**Aim of the exercise:** Look through the lines below and extract each one that contains "list".

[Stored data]
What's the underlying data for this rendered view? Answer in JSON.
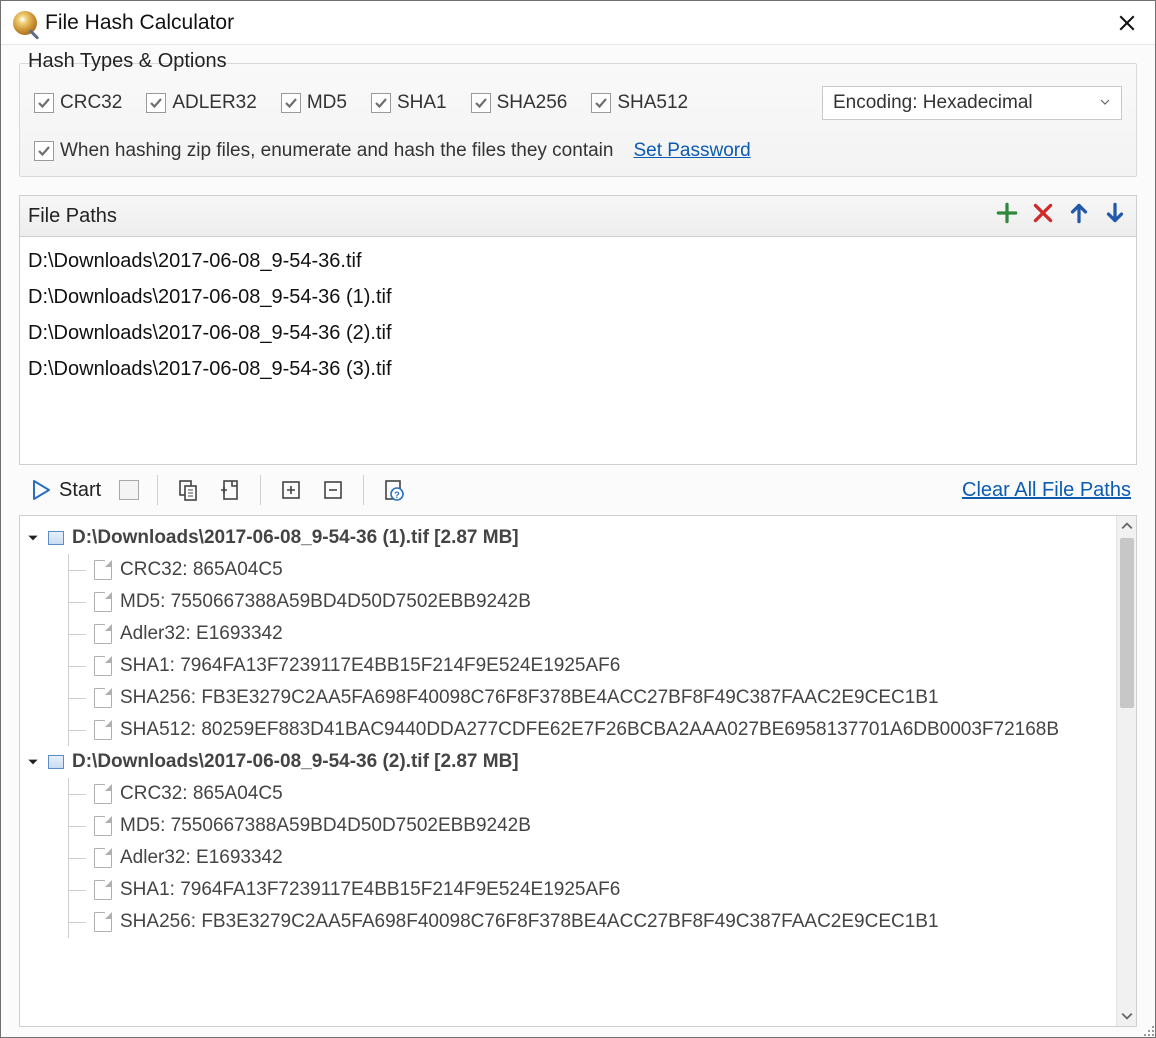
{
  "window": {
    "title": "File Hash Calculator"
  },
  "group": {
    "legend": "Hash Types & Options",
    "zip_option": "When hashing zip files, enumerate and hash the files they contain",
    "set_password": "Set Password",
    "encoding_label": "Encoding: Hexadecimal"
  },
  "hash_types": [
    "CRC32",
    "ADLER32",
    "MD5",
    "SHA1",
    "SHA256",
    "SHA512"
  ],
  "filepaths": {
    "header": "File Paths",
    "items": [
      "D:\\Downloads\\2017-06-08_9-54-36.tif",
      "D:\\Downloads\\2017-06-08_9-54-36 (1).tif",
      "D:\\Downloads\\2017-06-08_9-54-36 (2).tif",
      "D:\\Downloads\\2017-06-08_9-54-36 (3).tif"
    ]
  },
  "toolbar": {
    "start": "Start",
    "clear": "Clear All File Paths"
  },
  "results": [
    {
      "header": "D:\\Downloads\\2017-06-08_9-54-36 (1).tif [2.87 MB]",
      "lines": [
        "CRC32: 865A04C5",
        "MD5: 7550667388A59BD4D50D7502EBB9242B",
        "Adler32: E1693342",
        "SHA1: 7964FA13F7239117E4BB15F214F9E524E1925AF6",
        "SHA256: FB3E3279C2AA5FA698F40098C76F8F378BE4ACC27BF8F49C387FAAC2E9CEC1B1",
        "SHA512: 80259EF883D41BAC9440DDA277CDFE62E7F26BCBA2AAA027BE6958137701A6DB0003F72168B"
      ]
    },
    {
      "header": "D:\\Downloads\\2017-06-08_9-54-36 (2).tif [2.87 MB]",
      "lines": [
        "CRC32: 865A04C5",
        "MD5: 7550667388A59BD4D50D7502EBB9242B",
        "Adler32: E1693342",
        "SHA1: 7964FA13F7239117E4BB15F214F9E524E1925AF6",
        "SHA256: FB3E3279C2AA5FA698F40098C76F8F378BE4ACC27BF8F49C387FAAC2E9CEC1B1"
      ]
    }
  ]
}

---

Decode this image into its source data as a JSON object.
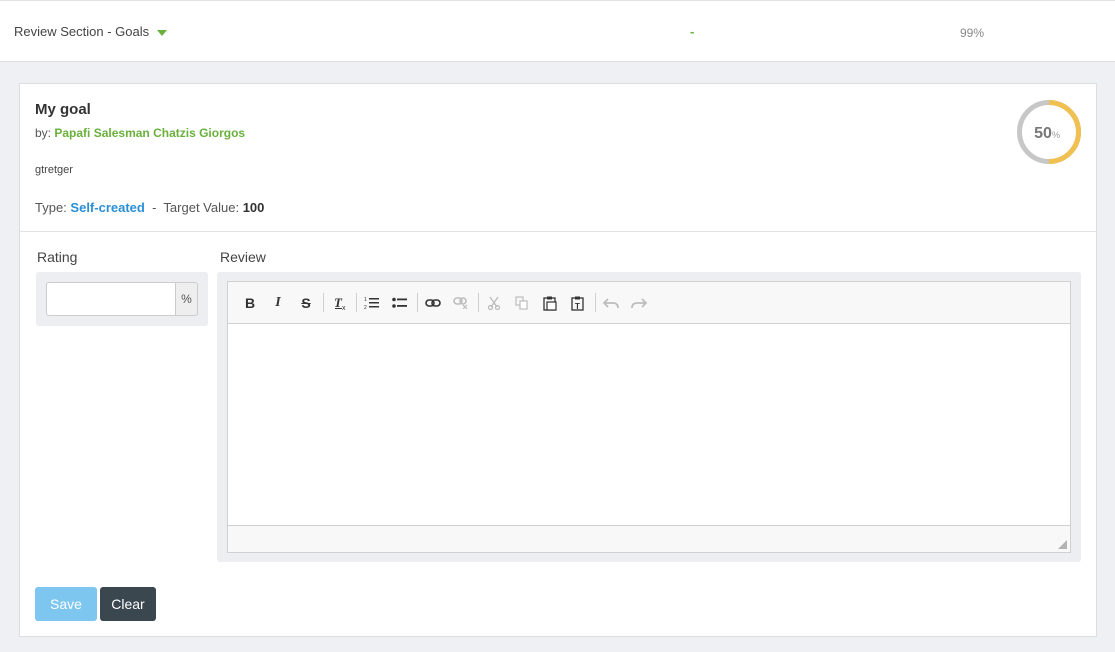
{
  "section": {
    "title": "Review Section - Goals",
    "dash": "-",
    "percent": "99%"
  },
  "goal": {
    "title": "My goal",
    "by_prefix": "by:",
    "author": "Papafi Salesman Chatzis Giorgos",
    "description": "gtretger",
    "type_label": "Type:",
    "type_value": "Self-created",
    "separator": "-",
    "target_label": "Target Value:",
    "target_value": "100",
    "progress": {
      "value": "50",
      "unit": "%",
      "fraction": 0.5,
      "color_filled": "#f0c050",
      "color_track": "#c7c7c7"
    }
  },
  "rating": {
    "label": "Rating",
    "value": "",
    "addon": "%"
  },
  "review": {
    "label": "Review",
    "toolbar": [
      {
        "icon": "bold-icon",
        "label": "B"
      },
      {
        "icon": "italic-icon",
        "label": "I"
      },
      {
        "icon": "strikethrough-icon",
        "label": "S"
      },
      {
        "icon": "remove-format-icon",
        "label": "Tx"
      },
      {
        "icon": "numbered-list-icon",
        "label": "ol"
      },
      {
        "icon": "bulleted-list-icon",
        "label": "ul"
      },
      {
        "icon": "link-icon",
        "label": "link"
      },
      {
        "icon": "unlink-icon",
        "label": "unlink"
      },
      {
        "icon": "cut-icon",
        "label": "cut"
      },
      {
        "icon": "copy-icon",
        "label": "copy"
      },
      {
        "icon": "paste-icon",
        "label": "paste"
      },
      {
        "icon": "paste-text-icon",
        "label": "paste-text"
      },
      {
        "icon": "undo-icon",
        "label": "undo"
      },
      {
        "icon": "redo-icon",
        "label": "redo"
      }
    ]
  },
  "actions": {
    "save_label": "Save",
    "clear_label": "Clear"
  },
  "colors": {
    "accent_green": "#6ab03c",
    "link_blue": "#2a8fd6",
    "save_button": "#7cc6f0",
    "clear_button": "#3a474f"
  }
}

**Solution:**
        "icon": "numbered-list-icon",
        "icon": "bulleted-list-icon",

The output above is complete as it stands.